__What to work on__. Could you copy, word for word, the passage of the Linux forum thread below, starting with "Honestly though, unless" and going on through "I screw up:)"?

__Text for analysis__.
※ ※ ※
I’m thinking of starting to experiment with linux flavours (starting with fedora) and the software appears to be a good start.
There is also this alternative which I am also considering.
VirtualBox is pretty good (especially with Linux OS / any flavour). MS has somewhere packages of their OS that can be installed straight in VirtualBox, IIRC (I hope they still have …, I might need it soon).
VirtualBox is great. Occasionally can get a bit tricky if you’re hosting it on non-standard hardware (e.g. audio drivers) but on the whole it does a marvellous job of virtualisation.
Honestly though, unless you really need specific things that Fedora offers, I’d go with Ubuntu as a first dabble. But maybe that’s because I’m more comfortable with .deb and apt-get vs .rpm and yum.
I guess that my first step would be to create bootable USB sticks as they do not mess with my setup. Found this for ubuntu.
This way, I could experiment with both ubuntu and fedora without worrying if I screw up:)
If linux had any good architecture programs I would migrate tomorrow. Unfortunately, what I found are mostly based on autocad which I hate with a vengeance.
colak wrote #316911:
I guess that my first step would be to create bootable USB sticks
Or a bootable CD/DVD if you want to go old skool :)
※ ※ ※
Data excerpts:
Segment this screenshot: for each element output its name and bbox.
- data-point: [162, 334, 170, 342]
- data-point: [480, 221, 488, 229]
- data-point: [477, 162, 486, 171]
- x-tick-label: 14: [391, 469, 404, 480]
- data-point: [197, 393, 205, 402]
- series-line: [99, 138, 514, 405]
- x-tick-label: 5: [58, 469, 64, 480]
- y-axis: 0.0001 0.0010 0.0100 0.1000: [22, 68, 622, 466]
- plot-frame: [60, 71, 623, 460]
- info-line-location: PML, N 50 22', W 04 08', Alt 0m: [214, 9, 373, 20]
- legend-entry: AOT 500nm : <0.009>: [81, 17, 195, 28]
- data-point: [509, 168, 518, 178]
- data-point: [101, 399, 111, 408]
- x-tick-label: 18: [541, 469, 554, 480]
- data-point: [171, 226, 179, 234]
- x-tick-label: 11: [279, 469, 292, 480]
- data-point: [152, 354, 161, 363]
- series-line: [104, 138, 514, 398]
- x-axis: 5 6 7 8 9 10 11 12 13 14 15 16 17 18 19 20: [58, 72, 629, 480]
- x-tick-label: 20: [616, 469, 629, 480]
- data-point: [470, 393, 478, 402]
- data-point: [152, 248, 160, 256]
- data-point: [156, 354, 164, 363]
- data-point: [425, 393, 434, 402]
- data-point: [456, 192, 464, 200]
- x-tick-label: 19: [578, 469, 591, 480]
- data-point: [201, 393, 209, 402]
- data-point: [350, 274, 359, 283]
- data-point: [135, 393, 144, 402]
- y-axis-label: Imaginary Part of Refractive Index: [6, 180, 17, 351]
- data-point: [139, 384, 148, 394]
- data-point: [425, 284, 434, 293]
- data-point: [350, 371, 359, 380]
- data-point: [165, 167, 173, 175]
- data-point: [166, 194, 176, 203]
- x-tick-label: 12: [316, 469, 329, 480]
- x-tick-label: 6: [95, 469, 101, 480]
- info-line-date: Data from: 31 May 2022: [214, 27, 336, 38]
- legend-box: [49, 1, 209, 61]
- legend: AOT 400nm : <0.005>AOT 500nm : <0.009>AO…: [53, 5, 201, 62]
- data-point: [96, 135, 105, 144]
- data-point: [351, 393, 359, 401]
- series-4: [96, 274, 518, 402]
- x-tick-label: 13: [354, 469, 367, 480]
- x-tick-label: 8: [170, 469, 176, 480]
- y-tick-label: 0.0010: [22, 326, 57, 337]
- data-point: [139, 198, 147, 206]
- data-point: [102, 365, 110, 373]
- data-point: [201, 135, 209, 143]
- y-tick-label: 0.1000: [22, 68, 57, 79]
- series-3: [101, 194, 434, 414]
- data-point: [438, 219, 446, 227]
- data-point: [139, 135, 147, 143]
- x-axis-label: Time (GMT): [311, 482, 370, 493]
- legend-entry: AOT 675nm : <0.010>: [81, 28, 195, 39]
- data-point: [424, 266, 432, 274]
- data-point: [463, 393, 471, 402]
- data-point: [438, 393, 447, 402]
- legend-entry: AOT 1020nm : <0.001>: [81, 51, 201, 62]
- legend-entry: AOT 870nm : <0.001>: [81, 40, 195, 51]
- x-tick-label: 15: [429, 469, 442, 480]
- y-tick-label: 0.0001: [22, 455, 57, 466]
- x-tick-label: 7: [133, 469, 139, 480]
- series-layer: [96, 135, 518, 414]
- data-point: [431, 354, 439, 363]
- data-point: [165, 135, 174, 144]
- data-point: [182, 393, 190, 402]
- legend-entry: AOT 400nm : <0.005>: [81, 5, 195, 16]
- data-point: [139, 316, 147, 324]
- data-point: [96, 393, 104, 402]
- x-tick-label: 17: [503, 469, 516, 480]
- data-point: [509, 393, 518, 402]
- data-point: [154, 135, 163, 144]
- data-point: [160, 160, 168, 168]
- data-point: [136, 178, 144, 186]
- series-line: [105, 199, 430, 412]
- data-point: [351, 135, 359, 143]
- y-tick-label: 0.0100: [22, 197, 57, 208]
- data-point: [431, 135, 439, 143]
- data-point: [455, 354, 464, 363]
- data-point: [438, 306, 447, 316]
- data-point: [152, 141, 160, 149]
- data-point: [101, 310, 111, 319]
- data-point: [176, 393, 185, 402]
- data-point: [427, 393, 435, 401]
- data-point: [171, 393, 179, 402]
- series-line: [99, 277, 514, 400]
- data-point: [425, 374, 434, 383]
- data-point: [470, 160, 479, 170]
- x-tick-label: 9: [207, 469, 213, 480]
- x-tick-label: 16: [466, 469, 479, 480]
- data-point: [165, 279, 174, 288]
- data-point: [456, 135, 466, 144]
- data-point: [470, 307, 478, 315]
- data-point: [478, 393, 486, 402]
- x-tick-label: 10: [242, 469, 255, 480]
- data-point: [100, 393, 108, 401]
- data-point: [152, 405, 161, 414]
※ ※ ※
__The answer__.
Honestly though, unless you really need specific things that Fedora offers, I’d go with Ubuntu as a first dabble. But maybe that’s because I’m more comfortable with .deb and apt-get vs .rpm and yum.
I guess that my first step would be to create bootable USB sticks as they do not mess with my setup. Found this for ubuntu.
This way, I could experiment with both ubuntu and fedora without worrying if I screw up:)